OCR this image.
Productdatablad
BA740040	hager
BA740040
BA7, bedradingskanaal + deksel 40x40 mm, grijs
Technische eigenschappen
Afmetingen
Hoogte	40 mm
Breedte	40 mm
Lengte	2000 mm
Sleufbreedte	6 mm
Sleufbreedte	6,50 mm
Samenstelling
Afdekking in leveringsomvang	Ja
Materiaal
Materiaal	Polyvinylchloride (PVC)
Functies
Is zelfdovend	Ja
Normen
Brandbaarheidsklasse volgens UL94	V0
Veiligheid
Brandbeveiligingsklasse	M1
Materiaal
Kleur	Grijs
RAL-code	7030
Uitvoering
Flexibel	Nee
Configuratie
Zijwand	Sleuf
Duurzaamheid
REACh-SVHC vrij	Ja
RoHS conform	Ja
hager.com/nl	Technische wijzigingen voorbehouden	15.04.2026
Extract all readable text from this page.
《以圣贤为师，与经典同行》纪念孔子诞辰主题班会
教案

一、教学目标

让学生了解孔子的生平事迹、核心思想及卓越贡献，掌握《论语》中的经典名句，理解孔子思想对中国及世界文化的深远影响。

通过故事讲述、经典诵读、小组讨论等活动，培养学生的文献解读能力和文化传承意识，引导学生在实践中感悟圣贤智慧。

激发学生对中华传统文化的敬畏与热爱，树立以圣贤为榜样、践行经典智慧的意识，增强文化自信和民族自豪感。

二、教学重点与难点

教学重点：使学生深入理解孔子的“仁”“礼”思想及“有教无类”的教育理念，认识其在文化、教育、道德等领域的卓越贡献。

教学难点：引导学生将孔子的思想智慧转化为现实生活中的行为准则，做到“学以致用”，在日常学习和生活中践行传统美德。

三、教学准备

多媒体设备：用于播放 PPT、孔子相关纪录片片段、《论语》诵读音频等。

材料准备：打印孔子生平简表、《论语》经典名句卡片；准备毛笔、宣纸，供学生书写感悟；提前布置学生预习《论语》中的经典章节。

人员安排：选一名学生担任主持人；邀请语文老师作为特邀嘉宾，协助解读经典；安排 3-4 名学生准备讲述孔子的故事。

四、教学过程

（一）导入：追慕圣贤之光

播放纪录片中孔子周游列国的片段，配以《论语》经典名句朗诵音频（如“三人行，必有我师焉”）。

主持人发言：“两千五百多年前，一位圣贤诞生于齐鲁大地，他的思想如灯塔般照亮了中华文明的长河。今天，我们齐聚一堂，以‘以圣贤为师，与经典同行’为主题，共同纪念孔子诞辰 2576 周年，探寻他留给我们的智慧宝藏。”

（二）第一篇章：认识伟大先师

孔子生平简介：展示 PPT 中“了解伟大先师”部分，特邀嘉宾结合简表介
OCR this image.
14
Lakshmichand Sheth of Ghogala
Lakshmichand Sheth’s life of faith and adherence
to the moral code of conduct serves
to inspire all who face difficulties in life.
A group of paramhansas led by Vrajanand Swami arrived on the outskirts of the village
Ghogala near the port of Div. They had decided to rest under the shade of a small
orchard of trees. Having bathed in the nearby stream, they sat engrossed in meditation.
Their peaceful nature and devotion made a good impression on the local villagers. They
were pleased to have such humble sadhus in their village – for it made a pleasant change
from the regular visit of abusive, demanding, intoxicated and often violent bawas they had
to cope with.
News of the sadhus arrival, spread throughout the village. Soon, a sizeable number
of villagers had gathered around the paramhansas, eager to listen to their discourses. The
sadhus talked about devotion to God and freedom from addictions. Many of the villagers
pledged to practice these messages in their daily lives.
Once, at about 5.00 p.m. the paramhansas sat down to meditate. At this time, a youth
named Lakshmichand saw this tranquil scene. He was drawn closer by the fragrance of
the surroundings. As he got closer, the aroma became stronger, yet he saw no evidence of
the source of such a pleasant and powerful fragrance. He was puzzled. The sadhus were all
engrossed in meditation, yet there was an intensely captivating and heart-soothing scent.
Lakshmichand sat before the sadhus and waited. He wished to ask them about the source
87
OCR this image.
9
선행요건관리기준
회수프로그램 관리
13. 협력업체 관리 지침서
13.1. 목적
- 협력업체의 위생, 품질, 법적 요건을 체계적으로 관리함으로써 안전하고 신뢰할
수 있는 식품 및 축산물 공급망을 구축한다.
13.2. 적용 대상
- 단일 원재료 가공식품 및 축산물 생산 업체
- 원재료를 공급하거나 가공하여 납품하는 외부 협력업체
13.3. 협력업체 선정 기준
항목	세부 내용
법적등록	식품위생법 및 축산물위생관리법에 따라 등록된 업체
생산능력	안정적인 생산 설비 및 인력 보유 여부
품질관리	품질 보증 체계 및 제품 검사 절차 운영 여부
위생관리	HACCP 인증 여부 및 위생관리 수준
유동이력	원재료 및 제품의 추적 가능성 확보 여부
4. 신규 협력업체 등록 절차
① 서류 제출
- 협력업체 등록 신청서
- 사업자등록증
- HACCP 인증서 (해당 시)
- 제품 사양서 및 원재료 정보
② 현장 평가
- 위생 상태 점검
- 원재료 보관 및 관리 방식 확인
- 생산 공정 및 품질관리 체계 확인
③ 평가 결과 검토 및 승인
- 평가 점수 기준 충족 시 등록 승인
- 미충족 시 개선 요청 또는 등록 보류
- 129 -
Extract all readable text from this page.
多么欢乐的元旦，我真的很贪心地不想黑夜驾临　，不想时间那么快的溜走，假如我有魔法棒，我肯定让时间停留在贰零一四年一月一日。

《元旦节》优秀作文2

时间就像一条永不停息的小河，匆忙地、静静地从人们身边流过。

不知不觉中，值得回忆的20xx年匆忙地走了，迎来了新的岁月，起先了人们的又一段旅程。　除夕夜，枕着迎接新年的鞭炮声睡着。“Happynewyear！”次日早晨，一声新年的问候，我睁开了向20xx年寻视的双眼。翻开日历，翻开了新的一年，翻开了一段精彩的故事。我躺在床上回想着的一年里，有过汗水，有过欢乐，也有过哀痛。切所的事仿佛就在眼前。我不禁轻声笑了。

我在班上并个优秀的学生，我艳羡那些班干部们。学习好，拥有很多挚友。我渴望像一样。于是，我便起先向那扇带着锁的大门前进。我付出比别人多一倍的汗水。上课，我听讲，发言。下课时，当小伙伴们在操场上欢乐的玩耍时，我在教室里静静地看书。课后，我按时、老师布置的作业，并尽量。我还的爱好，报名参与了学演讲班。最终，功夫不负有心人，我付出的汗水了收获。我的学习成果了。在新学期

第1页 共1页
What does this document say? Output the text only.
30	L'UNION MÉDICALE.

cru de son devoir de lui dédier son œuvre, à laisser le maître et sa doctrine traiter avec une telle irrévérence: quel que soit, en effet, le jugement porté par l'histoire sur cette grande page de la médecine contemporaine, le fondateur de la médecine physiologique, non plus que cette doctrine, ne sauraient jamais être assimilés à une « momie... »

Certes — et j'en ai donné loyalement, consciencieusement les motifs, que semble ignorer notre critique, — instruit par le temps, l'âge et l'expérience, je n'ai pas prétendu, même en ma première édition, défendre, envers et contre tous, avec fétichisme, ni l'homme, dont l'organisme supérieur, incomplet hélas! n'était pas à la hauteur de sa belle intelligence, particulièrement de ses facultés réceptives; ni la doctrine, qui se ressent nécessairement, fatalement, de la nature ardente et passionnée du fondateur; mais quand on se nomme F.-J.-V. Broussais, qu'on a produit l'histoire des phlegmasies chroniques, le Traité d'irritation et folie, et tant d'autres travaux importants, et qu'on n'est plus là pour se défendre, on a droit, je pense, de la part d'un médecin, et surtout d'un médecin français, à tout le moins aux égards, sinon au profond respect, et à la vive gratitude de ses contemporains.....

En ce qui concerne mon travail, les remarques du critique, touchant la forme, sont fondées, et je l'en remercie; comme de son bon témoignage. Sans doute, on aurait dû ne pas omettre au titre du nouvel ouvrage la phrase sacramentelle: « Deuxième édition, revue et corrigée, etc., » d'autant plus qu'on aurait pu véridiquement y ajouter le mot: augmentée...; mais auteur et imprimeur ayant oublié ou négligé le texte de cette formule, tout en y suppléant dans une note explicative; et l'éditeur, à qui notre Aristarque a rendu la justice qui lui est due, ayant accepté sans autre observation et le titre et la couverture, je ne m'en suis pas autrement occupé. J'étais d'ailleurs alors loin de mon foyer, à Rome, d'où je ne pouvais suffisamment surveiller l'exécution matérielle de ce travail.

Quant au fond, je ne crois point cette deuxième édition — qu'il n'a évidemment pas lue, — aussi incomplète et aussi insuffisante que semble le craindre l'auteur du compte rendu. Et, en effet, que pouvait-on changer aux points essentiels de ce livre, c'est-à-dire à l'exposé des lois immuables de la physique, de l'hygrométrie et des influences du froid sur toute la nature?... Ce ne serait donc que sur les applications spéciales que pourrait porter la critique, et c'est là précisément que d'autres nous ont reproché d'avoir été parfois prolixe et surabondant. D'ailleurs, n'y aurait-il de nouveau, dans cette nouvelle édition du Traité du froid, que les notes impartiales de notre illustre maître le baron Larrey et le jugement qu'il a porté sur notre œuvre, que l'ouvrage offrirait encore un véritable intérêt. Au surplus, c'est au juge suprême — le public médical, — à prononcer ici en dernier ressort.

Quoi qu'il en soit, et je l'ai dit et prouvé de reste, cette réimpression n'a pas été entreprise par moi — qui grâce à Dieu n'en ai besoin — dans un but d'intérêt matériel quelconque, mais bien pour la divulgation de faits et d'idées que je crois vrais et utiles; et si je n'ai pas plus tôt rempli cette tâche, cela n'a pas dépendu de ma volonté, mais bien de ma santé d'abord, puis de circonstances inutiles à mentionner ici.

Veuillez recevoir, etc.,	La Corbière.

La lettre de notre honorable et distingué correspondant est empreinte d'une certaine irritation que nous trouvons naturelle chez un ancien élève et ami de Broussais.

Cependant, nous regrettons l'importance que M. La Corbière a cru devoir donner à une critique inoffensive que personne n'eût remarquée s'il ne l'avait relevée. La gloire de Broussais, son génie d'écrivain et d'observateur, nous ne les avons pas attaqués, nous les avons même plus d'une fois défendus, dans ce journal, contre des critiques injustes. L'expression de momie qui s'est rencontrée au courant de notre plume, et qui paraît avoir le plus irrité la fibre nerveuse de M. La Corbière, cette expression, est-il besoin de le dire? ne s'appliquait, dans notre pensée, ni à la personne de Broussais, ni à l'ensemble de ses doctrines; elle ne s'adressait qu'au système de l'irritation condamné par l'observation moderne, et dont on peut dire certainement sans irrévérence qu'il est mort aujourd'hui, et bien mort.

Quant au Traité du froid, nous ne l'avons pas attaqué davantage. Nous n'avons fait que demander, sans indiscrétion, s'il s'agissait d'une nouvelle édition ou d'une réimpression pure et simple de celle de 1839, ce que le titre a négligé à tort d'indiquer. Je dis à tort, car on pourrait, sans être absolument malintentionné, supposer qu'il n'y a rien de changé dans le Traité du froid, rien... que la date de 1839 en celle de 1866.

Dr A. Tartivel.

• _Task objective_
Reproduce each line of the entries in which the word "품질관리" is found.

• _Full response_
품질관리	품질 보증 체계 및 제품 검사 절차 운영 여부
- 생산 공정 및 품질관리 체계 확인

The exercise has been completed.